**GOAL OF THE EXERCISE:** Reproduce all of the material word for word.

**RECORDS FOR THE TASK:**
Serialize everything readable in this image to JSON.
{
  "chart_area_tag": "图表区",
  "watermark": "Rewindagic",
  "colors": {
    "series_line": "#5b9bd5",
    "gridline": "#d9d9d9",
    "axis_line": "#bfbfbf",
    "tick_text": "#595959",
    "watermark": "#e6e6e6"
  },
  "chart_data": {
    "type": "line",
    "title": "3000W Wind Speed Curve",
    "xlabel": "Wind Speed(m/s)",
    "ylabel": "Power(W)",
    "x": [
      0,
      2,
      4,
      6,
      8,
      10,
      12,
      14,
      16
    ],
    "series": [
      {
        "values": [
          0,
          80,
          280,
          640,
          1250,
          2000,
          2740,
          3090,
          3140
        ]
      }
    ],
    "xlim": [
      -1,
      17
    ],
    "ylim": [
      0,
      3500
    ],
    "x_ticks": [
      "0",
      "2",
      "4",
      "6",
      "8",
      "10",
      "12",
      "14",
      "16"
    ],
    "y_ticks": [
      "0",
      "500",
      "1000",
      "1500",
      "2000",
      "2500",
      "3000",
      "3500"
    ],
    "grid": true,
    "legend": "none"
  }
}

**SOLUTION TO THIS PROBLEM:**
Serialize everything readable in this image to JSON.
{
  "chart_area_tag": "图表区",
  "watermark": "Rewindagic",
  "colors": {
    "series_line": "#5b9bd5",
    "gridline": "#d9d9d9",
    "axis_line": "#bfbfbf",
    "tick_text": "#595959",
    "watermark": "#e6e6e6"
  },
  "chart_data": {
    "type": "line",
    "title": "3000W Wind Speed Curve",
    "xlabel": "Wind Speed(m/s)",
    "ylabel": "Power(W)",
    "x": [
      0,
      2,
      4,
      6,
      8,
      10,
      12,
      14,
      16
    ],
    "series": [
      {
        "values": [
          0,
          80,
          280,
          640,
          1250,
          2000,
          2740,
          3090,
          3140
        ]
      }
    ],
    "xlim": [
      -1,
      17
    ],
    "ylim": [
      0,
      3500
    ],
    "x_ticks": [
      "0",
      "2",
      "4",
      "6",
      "8",
      "10",
      "12",
      "14",
      "16"
    ],
    "y_ticks": [
      "0",
      "500",
      "1000",
      "1500",
      "2000",
      "2500",
      "3000",
      "3500"
    ],
    "grid": true,
    "legend": "none"
  }
}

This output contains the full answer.